Data tied to figure images:
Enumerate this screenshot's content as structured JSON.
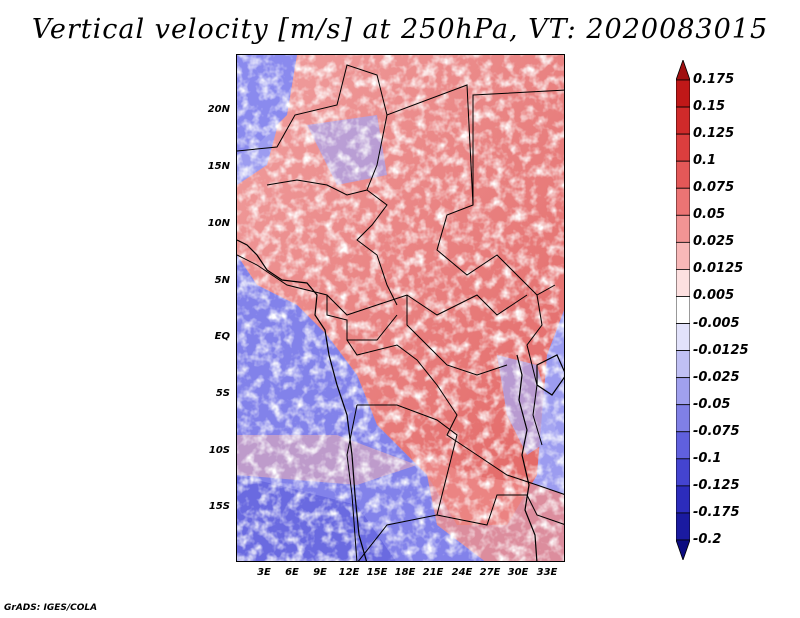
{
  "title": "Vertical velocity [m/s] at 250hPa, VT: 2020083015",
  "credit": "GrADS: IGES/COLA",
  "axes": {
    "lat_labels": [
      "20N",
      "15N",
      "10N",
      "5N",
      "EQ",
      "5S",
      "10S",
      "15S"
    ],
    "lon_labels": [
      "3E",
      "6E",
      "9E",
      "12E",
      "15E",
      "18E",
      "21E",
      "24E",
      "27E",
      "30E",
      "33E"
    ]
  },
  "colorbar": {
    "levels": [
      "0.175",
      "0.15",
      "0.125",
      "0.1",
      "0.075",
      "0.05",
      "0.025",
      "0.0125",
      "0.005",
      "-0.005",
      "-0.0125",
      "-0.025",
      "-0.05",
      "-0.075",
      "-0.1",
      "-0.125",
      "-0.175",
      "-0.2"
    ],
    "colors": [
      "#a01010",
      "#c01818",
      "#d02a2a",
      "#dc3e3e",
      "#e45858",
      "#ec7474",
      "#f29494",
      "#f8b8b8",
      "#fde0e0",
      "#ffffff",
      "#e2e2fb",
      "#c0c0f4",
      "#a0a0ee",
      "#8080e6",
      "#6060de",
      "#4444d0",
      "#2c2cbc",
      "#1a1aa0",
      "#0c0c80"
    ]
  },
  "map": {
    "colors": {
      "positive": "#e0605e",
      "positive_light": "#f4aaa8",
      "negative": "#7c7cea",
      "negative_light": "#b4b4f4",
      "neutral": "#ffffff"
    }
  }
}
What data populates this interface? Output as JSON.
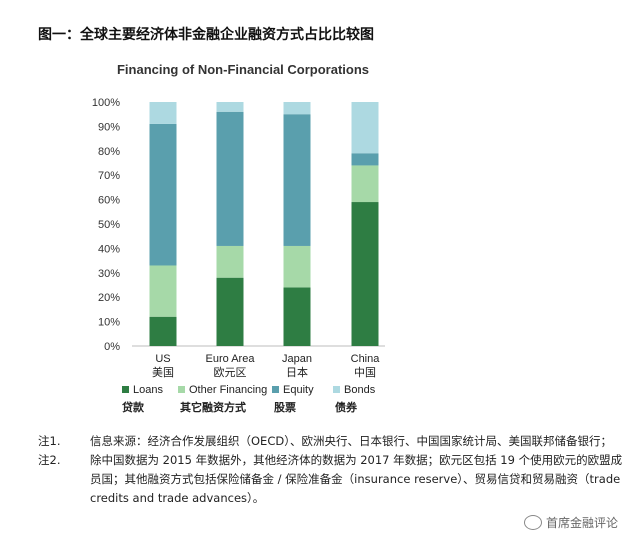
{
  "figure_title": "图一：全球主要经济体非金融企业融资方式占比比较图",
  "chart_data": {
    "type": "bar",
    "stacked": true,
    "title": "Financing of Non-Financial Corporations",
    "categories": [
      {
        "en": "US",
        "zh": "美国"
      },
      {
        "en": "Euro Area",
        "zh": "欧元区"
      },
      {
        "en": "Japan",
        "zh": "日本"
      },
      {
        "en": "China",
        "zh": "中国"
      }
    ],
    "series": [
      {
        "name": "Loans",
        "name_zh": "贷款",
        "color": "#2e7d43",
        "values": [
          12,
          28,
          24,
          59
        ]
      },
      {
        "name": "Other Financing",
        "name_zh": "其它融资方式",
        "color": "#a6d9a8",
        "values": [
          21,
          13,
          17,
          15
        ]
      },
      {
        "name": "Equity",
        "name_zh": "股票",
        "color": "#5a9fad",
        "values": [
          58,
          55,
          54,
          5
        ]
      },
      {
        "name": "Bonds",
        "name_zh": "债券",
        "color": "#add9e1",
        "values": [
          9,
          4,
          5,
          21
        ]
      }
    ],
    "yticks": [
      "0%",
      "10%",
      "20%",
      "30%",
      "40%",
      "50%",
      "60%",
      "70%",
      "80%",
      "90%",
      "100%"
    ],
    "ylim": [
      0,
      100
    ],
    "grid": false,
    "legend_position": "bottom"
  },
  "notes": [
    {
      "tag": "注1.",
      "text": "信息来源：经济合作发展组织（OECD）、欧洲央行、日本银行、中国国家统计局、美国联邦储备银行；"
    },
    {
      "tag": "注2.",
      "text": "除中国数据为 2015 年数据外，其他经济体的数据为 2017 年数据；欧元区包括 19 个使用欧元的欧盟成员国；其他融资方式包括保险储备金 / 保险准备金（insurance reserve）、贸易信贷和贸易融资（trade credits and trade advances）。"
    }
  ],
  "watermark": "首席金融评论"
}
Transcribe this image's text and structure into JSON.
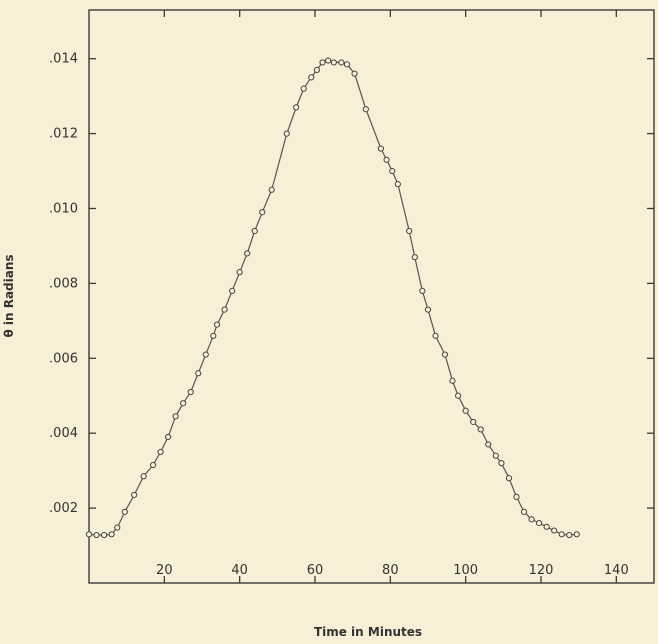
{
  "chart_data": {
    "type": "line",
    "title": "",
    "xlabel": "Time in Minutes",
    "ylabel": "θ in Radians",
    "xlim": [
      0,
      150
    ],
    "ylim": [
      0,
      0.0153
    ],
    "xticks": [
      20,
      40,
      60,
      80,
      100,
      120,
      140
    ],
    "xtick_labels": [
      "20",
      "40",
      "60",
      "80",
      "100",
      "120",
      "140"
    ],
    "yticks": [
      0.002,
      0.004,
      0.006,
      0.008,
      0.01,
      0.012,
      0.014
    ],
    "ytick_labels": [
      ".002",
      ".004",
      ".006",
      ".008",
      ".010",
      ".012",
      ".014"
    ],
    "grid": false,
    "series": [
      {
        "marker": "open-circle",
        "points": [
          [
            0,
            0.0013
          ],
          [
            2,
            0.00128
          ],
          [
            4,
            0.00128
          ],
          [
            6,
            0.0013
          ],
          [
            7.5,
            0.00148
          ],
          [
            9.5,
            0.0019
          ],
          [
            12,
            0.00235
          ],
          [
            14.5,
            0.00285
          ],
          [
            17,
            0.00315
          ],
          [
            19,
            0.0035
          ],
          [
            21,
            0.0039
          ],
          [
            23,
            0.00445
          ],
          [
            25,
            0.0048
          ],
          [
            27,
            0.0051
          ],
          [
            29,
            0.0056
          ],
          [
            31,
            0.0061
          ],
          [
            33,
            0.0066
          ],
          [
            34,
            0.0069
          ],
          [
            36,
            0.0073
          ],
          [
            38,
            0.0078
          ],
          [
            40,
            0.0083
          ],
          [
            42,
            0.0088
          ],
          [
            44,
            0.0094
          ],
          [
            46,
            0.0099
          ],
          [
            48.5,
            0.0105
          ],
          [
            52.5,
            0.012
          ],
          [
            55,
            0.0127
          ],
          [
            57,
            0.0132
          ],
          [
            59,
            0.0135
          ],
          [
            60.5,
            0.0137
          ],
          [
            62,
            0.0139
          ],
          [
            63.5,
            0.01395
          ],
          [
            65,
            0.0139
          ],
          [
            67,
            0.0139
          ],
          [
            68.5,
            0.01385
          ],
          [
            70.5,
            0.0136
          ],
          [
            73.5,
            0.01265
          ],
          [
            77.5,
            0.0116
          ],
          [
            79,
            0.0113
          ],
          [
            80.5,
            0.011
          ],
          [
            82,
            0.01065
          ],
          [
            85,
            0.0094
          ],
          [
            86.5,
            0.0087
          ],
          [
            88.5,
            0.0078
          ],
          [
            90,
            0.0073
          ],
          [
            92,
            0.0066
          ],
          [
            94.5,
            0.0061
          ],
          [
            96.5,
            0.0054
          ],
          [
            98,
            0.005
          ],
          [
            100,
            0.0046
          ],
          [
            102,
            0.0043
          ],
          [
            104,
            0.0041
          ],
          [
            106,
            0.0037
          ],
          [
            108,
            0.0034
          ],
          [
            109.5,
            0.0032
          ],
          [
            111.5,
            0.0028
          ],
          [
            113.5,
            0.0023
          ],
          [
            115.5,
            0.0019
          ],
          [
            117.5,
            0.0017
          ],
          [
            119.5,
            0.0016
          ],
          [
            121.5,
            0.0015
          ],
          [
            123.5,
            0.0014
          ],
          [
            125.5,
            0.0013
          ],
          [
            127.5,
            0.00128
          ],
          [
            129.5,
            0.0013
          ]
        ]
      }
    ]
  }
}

§ Instruction
Make an exact copy of all entries above, dropping the images.

§ Result
Enumerate this screenshot's content as structured JSON.
{
  "title": "Vertical velocity [m/s] at 250hPa, VT: 2020083015",
  "credit": "GrADS: IGES/COLA",
  "axes": {
    "lat_labels": [
      "20N",
      "15N",
      "10N",
      "5N",
      "EQ",
      "5S",
      "10S",
      "15S"
    ],
    "lon_labels": [
      "3E",
      "6E",
      "9E",
      "12E",
      "15E",
      "18E",
      "21E",
      "24E",
      "27E",
      "30E",
      "33E"
    ]
  },
  "colorbar": {
    "levels": [
      "0.175",
      "0.15",
      "0.125",
      "0.1",
      "0.075",
      "0.05",
      "0.025",
      "0.0125",
      "0.005",
      "-0.005",
      "-0.0125",
      "-0.025",
      "-0.05",
      "-0.075",
      "-0.1",
      "-0.125",
      "-0.175",
      "-0.2"
    ],
    "colors": [
      "#a01010",
      "#c01818",
      "#d02a2a",
      "#dc3e3e",
      "#e45858",
      "#ec7474",
      "#f29494",
      "#f8b8b8",
      "#fde0e0",
      "#ffffff",
      "#e2e2fb",
      "#c0c0f4",
      "#a0a0ee",
      "#8080e6",
      "#6060de",
      "#4444d0",
      "#2c2cbc",
      "#1a1aa0",
      "#0c0c80"
    ]
  },
  "map": {
    "colors": {
      "positive": "#e0605e",
      "positive_light": "#f4aaa8",
      "negative": "#7c7cea",
      "negative_light": "#b4b4f4",
      "neutral": "#ffffff"
    }
  }
}
What data populates this interface? Output as JSON.
{
  "figure_title": "图一：全球主要经济体非金融企业融资方式占比比较图",
  "chart_data": {
    "type": "bar",
    "stacked": true,
    "title": "Financing of Non-Financial Corporations",
    "categories": [
      {
        "en": "US",
        "zh": "美国"
      },
      {
        "en": "Euro Area",
        "zh": "欧元区"
      },
      {
        "en": "Japan",
        "zh": "日本"
      },
      {
        "en": "China",
        "zh": "中国"
      }
    ],
    "series": [
      {
        "name": "Loans",
        "name_zh": "贷款",
        "color": "#2e7d43",
        "values": [
          12,
          28,
          24,
          59
        ]
      },
      {
        "name": "Other Financing",
        "name_zh": "其它融资方式",
        "color": "#a6d9a8",
        "values": [
          21,
          13,
          17,
          15
        ]
      },
      {
        "name": "Equity",
        "name_zh": "股票",
        "color": "#5a9fad",
        "values": [
          58,
          55,
          54,
          5
        ]
      },
      {
        "name": "Bonds",
        "name_zh": "债券",
        "color": "#add9e1",
        "values": [
          9,
          4,
          5,
          21
        ]
      }
    ],
    "yticks": [
      "0%",
      "10%",
      "20%",
      "30%",
      "40%",
      "50%",
      "60%",
      "70%",
      "80%",
      "90%",
      "100%"
    ],
    "ylim": [
      0,
      100
    ],
    "grid": false,
    "legend_position": "bottom"
  },
  "notes": [
    {
      "tag": "注1.",
      "text": "信息来源：经济合作发展组织（OECD）、欧洲央行、日本银行、中国国家统计局、美国联邦储备银行；"
    },
    {
      "tag": "注2.",
      "text": "除中国数据为 2015 年数据外，其他经济体的数据为 2017 年数据；欧元区包括 19 个使用欧元的欧盟成员国；其他融资方式包括保险储备金 / 保险准备金（insurance reserve）、贸易信贷和贸易融资（trade credits and trade advances）。"
    }
  ],
  "watermark": "首席金融评论"
}
Transcribe this image's text and structure into JSON.
{
  "chart_data": {
    "type": "line",
    "title": "",
    "xlabel": "Time in Minutes",
    "ylabel": "θ in Radians",
    "xlim": [
      0,
      150
    ],
    "ylim": [
      0,
      0.0153
    ],
    "xticks": [
      20,
      40,
      60,
      80,
      100,
      120,
      140
    ],
    "xtick_labels": [
      "20",
      "40",
      "60",
      "80",
      "100",
      "120",
      "140"
    ],
    "yticks": [
      0.002,
      0.004,
      0.006,
      0.008,
      0.01,
      0.012,
      0.014
    ],
    "ytick_labels": [
      ".002",
      ".004",
      ".006",
      ".008",
      ".010",
      ".012",
      ".014"
    ],
    "grid": false,
    "series": [
      {
        "marker": "open-circle",
        "points": [
          [
            0,
            0.0013
          ],
          [
            2,
            0.00128
          ],
          [
            4,
            0.00128
          ],
          [
            6,
            0.0013
          ],
          [
            7.5,
            0.00148
          ],
          [
            9.5,
            0.0019
          ],
          [
            12,
            0.00235
          ],
          [
            14.5,
            0.00285
          ],
          [
            17,
            0.00315
          ],
          [
            19,
            0.0035
          ],
          [
            21,
            0.0039
          ],
          [
            23,
            0.00445
          ],
          [
            25,
            0.0048
          ],
          [
            27,
            0.0051
          ],
          [
            29,
            0.0056
          ],
          [
            31,
            0.0061
          ],
          [
            33,
            0.0066
          ],
          [
            34,
            0.0069
          ],
          [
            36,
            0.0073
          ],
          [
            38,
            0.0078
          ],
          [
            40,
            0.0083
          ],
          [
            42,
            0.0088
          ],
          [
            44,
            0.0094
          ],
          [
            46,
            0.0099
          ],
          [
            48.5,
            0.0105
          ],
          [
            52.5,
            0.012
          ],
          [
            55,
            0.0127
          ],
          [
            57,
            0.0132
          ],
          [
            59,
            0.0135
          ],
          [
            60.5,
            0.0137
          ],
          [
            62,
            0.0139
          ],
          [
            63.5,
            0.01395
          ],
          [
            65,
            0.0139
          ],
          [
            67,
            0.0139
          ],
          [
            68.5,
            0.01385
          ],
          [
            70.5,
            0.0136
          ],
          [
            73.5,
            0.01265
          ],
          [
            77.5,
            0.0116
          ],
          [
            79,
            0.0113
          ],
          [
            80.5,
            0.011
          ],
          [
            82,
            0.01065
          ],
          [
            85,
            0.0094
          ],
          [
            86.5,
            0.0087
          ],
          [
            88.5,
            0.0078
          ],
          [
            90,
            0.0073
          ],
          [
            92,
            0.0066
          ],
          [
            94.5,
            0.0061
          ],
          [
            96.5,
            0.0054
          ],
          [
            98,
            0.005
          ],
          [
            100,
            0.0046
          ],
          [
            102,
            0.0043
          ],
          [
            104,
            0.0041
          ],
          [
            106,
            0.0037
          ],
          [
            108,
            0.0034
          ],
          [
            109.5,
            0.0032
          ],
          [
            111.5,
            0.0028
          ],
          [
            113.5,
            0.0023
          ],
          [
            115.5,
            0.0019
          ],
          [
            117.5,
            0.0017
          ],
          [
            119.5,
            0.0016
          ],
          [
            121.5,
            0.0015
          ],
          [
            123.5,
            0.0014
          ],
          [
            125.5,
            0.0013
          ],
          [
            127.5,
            0.00128
          ],
          [
            129.5,
            0.0013
          ]
        ]
      }
    ]
  }
}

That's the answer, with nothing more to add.